Many sudden cardiac deaths were identified from underlying cause of death codes for acute myocardial infarctions and coronary atherosclerosis. Standard definitions of sudden cardiac death19
include myocardial infarctions, so long as they are rapidly fatal and thus meet the "sudden" criteria. In susceptible patients, an ischemic event such as a myocardial infarction is often, but not always the trigger of ventricular tachyarrhthmias – the most common cause of sudden cardiac death.2
If the patient has a genetic predisposition or is taking a proarrhythmic drug, an infarction may be more likely provoke a lethal arrhythmia than in a comparable patient without these factors. When cardiac arrest occurs outside of the hospital and the patient dies quickly, there often is very limited medical investigation of the death. Thus, the appropriate codes on the death certificate are those that indicate a death related to coronary artery disease, such as myocardial infarction or atherosclerosis.
Both the development and validation samples for the computer case definition consisted of Tennessee Medicaid enrollees. Thus, its performance may be different in other populations. However, performance of computer case definitions has been broadly similar in Medicaid and non-Medicaid populations for other diseases, including gastroduodenal ulcers,27
and myocardial infarction.29
An important limitation of the computer case definition is that approximately 13% of cases identified will be false positives that could have been excluded by medical record review. If this misclassification is non-differential, it will bias to the null, thus modestly reducing the power of studies to detect medication effects. Of greater concern is differential misclassification according to drug exposure status, which would bias medication studies. However, our findings provide some evidence that this does not occur, as the positive predictive value in the validation sample was the same for both baseline users and nonusers of antipsychotics.

■ Data extracts
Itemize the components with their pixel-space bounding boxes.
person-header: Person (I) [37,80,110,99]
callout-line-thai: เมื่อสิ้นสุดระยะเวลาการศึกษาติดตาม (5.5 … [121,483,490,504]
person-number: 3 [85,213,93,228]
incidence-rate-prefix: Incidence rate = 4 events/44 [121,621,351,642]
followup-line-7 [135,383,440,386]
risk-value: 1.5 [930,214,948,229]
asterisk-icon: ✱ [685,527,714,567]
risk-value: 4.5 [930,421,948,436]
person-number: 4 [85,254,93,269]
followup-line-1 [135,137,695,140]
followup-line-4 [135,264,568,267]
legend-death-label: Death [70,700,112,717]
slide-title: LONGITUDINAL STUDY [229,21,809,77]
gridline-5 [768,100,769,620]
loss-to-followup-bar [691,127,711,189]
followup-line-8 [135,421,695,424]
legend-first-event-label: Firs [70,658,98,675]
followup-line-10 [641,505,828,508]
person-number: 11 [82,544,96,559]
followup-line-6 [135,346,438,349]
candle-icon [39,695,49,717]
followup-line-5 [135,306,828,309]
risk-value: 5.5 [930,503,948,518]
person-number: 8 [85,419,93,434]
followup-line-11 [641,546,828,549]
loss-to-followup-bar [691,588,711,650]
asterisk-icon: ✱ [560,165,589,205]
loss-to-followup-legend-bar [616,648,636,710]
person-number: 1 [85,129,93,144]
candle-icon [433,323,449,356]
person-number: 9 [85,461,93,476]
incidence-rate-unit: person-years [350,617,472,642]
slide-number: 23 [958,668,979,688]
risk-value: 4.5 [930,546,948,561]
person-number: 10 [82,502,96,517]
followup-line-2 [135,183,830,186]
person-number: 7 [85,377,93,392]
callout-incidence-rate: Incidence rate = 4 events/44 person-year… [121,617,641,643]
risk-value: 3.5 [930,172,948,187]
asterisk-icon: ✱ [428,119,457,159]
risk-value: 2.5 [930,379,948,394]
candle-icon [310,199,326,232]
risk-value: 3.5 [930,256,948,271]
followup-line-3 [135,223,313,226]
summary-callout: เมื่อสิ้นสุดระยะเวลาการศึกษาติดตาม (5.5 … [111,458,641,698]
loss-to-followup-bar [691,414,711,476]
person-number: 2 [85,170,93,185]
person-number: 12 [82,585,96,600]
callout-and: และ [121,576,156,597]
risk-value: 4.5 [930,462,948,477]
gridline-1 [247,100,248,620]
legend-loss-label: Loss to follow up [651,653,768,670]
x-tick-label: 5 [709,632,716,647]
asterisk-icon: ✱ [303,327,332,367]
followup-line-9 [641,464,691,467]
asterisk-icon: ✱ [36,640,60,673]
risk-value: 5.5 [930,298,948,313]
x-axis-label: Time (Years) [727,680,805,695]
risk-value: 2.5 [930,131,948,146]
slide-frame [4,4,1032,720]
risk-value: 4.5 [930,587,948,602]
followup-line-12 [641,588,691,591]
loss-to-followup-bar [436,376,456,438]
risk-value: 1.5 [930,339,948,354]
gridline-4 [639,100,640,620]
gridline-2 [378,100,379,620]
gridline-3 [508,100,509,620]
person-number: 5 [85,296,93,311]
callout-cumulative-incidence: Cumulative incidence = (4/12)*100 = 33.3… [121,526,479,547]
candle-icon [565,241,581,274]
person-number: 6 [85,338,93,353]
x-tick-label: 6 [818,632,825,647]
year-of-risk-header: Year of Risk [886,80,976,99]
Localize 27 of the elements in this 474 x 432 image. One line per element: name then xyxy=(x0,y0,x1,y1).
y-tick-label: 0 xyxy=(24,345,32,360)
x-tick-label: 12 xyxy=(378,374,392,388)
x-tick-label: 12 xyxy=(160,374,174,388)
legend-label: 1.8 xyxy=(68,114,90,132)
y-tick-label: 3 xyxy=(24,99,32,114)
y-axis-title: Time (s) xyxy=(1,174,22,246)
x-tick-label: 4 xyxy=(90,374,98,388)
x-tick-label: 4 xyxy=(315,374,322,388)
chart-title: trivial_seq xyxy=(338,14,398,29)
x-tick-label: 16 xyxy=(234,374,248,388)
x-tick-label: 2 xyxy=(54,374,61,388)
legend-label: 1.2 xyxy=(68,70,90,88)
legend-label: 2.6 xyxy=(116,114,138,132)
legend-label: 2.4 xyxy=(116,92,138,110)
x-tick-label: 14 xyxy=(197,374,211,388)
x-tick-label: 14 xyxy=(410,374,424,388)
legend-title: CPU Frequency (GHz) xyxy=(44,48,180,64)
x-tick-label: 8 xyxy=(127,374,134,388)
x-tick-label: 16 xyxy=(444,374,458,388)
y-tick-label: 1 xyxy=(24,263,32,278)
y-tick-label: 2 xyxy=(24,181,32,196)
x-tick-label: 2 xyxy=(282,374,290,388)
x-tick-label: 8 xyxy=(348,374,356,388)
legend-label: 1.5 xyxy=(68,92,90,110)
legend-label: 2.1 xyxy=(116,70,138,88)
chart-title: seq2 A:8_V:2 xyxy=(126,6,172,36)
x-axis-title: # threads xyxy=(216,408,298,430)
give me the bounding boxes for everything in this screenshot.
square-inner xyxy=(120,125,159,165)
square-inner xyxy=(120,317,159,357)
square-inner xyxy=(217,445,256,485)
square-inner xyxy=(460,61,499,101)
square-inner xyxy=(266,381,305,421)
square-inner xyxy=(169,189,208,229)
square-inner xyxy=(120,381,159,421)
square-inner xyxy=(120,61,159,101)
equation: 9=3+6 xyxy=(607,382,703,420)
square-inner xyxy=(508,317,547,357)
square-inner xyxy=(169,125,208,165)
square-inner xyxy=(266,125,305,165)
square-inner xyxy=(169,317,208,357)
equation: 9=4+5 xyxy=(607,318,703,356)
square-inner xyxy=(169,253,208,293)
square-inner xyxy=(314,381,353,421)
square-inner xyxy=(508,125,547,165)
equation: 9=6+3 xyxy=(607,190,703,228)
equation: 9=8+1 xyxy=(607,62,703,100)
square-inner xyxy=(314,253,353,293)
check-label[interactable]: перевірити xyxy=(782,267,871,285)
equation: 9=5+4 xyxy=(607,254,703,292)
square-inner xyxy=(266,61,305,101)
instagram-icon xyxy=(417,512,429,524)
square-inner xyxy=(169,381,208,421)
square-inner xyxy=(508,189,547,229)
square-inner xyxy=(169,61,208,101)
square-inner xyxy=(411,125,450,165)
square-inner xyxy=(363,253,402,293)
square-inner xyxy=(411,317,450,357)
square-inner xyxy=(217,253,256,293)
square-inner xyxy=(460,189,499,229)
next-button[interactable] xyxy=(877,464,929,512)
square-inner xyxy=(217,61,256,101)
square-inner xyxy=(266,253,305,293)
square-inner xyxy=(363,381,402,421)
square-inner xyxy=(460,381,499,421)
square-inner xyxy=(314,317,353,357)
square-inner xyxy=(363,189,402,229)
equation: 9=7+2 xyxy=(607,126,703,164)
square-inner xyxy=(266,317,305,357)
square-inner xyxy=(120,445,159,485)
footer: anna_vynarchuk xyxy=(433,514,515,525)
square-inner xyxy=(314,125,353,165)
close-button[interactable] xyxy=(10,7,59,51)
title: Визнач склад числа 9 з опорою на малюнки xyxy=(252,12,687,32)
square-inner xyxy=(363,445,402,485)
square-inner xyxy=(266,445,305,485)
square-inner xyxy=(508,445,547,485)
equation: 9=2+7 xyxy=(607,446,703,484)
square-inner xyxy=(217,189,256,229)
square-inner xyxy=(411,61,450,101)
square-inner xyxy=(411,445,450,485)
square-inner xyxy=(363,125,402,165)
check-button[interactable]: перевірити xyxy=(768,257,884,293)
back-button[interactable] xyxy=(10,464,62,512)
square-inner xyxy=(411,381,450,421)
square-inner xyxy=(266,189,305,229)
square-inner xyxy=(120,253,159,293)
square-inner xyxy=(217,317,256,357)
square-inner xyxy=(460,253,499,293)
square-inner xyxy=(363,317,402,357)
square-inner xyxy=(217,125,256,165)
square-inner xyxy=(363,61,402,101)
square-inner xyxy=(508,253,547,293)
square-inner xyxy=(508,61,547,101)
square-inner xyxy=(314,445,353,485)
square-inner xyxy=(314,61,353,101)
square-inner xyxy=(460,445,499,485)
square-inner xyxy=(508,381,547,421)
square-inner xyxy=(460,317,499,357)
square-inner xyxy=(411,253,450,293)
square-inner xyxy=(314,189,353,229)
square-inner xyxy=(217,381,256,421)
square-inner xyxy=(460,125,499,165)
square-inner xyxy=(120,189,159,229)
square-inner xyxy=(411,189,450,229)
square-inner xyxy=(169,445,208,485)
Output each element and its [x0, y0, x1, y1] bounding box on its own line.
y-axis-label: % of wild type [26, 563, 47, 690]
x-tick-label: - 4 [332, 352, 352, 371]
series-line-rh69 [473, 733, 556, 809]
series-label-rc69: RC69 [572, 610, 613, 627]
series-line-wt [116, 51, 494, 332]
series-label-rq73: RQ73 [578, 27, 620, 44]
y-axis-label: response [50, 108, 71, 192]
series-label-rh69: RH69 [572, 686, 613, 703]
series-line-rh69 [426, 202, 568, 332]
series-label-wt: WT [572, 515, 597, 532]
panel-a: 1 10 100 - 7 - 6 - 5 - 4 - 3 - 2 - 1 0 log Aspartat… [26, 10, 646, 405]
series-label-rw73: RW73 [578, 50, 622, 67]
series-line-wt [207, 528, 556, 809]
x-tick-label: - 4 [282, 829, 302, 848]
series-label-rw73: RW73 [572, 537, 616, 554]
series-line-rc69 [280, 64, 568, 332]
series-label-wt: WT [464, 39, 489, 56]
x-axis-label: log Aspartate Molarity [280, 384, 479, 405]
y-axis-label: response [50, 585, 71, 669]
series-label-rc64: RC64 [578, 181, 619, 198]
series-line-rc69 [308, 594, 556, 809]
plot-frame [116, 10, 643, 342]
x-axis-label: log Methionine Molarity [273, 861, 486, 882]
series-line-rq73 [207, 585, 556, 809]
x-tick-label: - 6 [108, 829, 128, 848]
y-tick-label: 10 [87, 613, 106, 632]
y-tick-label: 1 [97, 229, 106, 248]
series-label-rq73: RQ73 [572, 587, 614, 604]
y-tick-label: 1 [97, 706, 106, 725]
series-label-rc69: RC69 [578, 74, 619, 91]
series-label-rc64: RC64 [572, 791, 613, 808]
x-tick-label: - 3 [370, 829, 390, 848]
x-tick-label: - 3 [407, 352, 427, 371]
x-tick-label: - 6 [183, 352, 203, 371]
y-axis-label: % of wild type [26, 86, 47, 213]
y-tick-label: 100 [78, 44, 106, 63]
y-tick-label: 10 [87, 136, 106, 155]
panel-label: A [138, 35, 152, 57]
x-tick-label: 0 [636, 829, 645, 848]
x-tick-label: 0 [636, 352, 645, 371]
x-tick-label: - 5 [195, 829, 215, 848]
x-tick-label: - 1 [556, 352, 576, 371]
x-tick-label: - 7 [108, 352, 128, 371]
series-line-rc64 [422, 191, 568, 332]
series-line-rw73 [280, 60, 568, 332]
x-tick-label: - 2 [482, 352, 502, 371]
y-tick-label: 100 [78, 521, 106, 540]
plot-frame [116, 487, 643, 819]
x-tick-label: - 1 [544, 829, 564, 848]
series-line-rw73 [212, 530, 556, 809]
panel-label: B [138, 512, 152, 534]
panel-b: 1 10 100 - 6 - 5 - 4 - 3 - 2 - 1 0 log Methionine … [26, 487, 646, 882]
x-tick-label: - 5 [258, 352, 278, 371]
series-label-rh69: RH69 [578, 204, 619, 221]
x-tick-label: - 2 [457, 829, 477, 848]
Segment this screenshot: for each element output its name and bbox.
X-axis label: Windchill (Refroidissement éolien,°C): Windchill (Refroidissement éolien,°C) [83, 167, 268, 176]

■ Task item A
In the excerpt on identifying sudden cardiac deaths, translate this sentence into Spanish: "Both the development and validation samples for the computer case definition consisted of Tennessee Medicaid enrollees."
■ Task item B
Carry on the excerpt about identifying sudden cardiac deaths, picking up right after its final sentence.

■ Answer box A
Tanto la muestra de desarrollo como la de validación de la definición de caso computarizada estuvieron compuestas por afiliados a Medicaid de Tennessee.

■ Answer box B
In conclusion, we developed and validated a computer case definition for sudden cardiac death for use in automated databases linked with death certificates. The definition had a positive predictive value of 86.8% in the validation sample, which should make it a useful tool for pharmacoepidemiologists.
There is considerable interest in effects of medications on the risk of sudden cardiac death. Automated databases with prescription records and linked to computerized death certificates have potential for such studies. However, medical record review for possible sudden deaths poses formidable logistic difficulties. We developed and validated by medical record review a sudden cardiac death computer case definition in the linked Tennessee Medicaid database. The positive predictive value was 87%, making this definition a useful tool for pharmacoepidemiologists.